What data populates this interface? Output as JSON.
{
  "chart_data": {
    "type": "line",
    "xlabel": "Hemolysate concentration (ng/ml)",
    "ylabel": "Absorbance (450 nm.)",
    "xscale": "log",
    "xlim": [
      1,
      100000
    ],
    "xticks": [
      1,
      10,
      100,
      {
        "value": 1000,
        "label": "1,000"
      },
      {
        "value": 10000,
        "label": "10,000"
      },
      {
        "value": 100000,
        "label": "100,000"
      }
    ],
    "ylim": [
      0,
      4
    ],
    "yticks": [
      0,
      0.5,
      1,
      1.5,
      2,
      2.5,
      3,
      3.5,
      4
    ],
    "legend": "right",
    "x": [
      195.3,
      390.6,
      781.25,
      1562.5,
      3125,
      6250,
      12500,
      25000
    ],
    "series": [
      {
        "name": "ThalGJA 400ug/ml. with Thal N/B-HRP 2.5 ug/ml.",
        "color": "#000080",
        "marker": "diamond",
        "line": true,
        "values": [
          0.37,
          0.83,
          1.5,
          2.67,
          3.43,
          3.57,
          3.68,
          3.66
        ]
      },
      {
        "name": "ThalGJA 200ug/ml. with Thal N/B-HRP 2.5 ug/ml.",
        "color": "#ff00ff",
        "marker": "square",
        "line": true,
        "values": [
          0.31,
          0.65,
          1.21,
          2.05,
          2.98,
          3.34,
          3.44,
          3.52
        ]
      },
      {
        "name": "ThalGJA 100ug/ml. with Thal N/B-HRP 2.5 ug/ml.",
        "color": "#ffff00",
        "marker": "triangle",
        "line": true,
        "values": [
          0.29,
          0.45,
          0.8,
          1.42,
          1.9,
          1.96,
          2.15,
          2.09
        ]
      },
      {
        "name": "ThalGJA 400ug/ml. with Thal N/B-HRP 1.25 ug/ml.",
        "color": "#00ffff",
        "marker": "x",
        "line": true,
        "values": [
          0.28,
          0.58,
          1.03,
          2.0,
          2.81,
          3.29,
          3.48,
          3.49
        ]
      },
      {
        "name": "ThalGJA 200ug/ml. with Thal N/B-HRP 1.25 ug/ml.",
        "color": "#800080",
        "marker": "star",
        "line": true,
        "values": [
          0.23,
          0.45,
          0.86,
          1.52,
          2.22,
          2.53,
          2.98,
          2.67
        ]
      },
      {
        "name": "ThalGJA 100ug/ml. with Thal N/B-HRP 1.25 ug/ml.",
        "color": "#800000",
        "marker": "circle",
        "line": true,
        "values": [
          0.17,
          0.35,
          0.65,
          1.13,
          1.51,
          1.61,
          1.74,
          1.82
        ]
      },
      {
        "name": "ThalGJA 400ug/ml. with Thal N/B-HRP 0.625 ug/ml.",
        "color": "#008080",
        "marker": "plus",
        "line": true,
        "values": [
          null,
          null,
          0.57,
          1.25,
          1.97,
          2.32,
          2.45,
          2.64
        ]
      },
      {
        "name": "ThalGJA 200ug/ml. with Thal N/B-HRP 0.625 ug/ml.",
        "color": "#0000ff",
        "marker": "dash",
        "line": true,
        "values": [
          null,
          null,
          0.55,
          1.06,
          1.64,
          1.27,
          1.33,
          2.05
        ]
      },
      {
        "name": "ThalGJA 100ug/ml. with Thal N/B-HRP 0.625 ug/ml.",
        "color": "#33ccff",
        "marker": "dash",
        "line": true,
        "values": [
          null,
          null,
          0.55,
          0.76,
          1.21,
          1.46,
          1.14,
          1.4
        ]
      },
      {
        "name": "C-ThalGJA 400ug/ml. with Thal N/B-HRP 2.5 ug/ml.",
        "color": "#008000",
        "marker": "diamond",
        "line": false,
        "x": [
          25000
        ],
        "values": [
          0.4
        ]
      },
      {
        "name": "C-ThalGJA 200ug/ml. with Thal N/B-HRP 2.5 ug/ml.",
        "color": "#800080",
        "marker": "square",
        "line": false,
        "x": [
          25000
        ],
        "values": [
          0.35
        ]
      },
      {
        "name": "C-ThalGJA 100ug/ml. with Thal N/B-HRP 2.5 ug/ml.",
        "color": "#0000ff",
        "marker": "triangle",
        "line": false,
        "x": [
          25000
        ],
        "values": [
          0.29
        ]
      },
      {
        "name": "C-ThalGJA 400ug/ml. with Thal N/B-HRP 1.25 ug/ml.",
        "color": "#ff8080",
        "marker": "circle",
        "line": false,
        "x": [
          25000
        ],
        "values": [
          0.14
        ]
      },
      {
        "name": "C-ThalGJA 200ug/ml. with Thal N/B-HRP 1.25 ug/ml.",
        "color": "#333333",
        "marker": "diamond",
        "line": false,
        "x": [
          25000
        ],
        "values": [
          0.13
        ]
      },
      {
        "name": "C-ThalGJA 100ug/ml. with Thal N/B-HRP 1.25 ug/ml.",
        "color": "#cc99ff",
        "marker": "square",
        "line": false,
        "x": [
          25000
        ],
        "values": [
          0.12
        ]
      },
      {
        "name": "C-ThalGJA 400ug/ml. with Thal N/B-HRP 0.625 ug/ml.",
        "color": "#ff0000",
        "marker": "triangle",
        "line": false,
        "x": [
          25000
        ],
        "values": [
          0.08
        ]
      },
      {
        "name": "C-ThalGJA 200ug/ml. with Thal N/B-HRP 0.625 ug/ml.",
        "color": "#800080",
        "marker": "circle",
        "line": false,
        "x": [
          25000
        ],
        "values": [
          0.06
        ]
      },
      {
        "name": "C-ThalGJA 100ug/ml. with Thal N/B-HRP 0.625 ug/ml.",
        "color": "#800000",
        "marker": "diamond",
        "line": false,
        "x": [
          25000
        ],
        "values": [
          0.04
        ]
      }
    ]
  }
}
################
> _Task instructions_: Copy all the lines, exactly.

> _Output below_:
What data populates this interface? Output as JSON.
{
  "chart_data": {
    "type": "line",
    "xlabel": "Hemolysate concentration (ng/ml)",
    "ylabel": "Absorbance (450 nm.)",
    "xscale": "log",
    "xlim": [
      1,
      100000
    ],
    "xticks": [
      1,
      10,
      100,
      {
        "value": 1000,
        "label": "1,000"
      },
      {
        "value": 10000,
        "label": "10,000"
      },
      {
        "value": 100000,
        "label": "100,000"
      }
    ],
    "ylim": [
      0,
      4
    ],
    "yticks": [
      0,
      0.5,
      1,
      1.5,
      2,
      2.5,
      3,
      3.5,
      4
    ],
    "legend": "right",
    "x": [
      195.3,
      390.6,
      781.25,
      1562.5,
      3125,
      6250,
      12500,
      25000
    ],
    "series": [
      {
        "name": "ThalGJA 400ug/ml. with Thal N/B-HRP 2.5 ug/ml.",
        "color": "#000080",
        "marker": "diamond",
        "line": true,
        "values": [
          0.37,
          0.83,
          1.5,
          2.67,
          3.43,
          3.57,
          3.68,
          3.66
        ]
      },
      {
        "name": "ThalGJA 200ug/ml. with Thal N/B-HRP 2.5 ug/ml.",
        "color": "#ff00ff",
        "marker": "square",
        "line": true,
        "values": [
          0.31,
          0.65,
          1.21,
          2.05,
          2.98,
          3.34,
          3.44,
          3.52
        ]
      },
      {
        "name": "ThalGJA 100ug/ml. with Thal N/B-HRP 2.5 ug/ml.",
        "color": "#ffff00",
        "marker": "triangle",
        "line": true,
        "values": [
          0.29,
          0.45,
          0.8,
          1.42,
          1.9,
          1.96,
          2.15,
          2.09
        ]
      },
      {
        "name": "ThalGJA 400ug/ml. with Thal N/B-HRP 1.25 ug/ml.",
        "color": "#00ffff",
        "marker": "x",
        "line": true,
        "values": [
          0.28,
          0.58,
          1.03,
          2.0,
          2.81,
          3.29,
          3.48,
          3.49
        ]
      },
      {
        "name": "ThalGJA 200ug/ml. with Thal N/B-HRP 1.25 ug/ml.",
        "color": "#800080",
        "marker": "star",
        "line": true,
        "values": [
          0.23,
          0.45,
          0.86,
          1.52,
          2.22,
          2.53,
          2.98,
          2.67
        ]
      },
      {
        "name": "ThalGJA 100ug/ml. with Thal N/B-HRP 1.25 ug/ml.",
        "color": "#800000",
        "marker": "circle",
        "line": true,
        "values": [
          0.17,
          0.35,
          0.65,
          1.13,
          1.51,
          1.61,
          1.74,
          1.82
        ]
      },
      {
        "name": "ThalGJA 400ug/ml. with Thal N/B-HRP 0.625 ug/ml.",
        "color": "#008080",
        "marker": "plus",
        "line": true,
        "values": [
          null,
          null,
          0.57,
          1.25,
          1.97,
          2.32,
          2.45,
          2.64
        ]
      },
      {
        "name": "ThalGJA 200ug/ml. with Thal N/B-HRP 0.625 ug/ml.",
        "color": "#0000ff",
        "marker": "dash",
        "line": true,
        "values": [
          null,
          null,
          0.55,
          1.06,
          1.64,
          1.27,
          1.33,
          2.05
        ]
      },
      {
        "name": "ThalGJA 100ug/ml. with Thal N/B-HRP 0.625 ug/ml.",
        "color": "#33ccff",
        "marker": "dash",
        "line": true,
        "values": [
          null,
          null,
          0.55,
          0.76,
          1.21,
          1.46,
          1.14,
          1.4
        ]
      },
      {
        "name": "C-ThalGJA 400ug/ml. with Thal N/B-HRP 2.5 ug/ml.",
        "color": "#008000",
        "marker": "diamond",
        "line": false,
        "x": [
          25000
        ],
        "values": [
          0.4
        ]
      },
      {
        "name": "C-ThalGJA 200ug/ml. with Thal N/B-HRP 2.5 ug/ml.",
        "color": "#800080",
        "marker": "square",
        "line": false,
        "x": [
          25000
        ],
        "values": [
          0.35
        ]
      },
      {
        "name": "C-ThalGJA 100ug/ml. with Thal N/B-HRP 2.5 ug/ml.",
        "color": "#0000ff",
        "marker": "triangle",
        "line": false,
        "x": [
          25000
        ],
        "values": [
          0.29
        ]
      },
      {
        "name": "C-ThalGJA 400ug/ml. with Thal N/B-HRP 1.25 ug/ml.",
        "color": "#ff8080",
        "marker": "circle",
        "line": false,
        "x": [
          25000
        ],
        "values": [
          0.14
        ]
      },
      {
        "name": "C-ThalGJA 200ug/ml. with Thal N/B-HRP 1.25 ug/ml.",
        "color": "#333333",
        "marker": "diamond",
        "line": false,
        "x": [
          25000
        ],
        "values": [
          0.13
        ]
      },
      {
        "name": "C-ThalGJA 100ug/ml. with Thal N/B-HRP 1.25 ug/ml.",
        "color": "#cc99ff",
        "marker": "square",
        "line": false,
        "x": [
          25000
        ],
        "values": [
          0.12
        ]
      },
      {
        "name": "C-ThalGJA 400ug/ml. with Thal N/B-HRP 0.625 ug/ml.",
        "color": "#ff0000",
        "marker": "triangle",
        "line": false,
        "x": [
          25000
        ],
        "values": [
          0.08
        ]
      },
      {
        "name": "C-ThalGJA 200ug/ml. with Thal N/B-HRP 0.625 ug/ml.",
        "color": "#800080",
        "marker": "circle",
        "line": false,
        "x": [
          25000
        ],
        "values": [
          0.06
        ]
      },
      {
        "name": "C-ThalGJA 100ug/ml. with Thal N/B-HRP 0.625 ug/ml.",
        "color": "#800000",
        "marker": "diamond",
        "line": false,
        "x": [
          25000
        ],
        "values": [
          0.04
        ]
      }
    ]
  }
}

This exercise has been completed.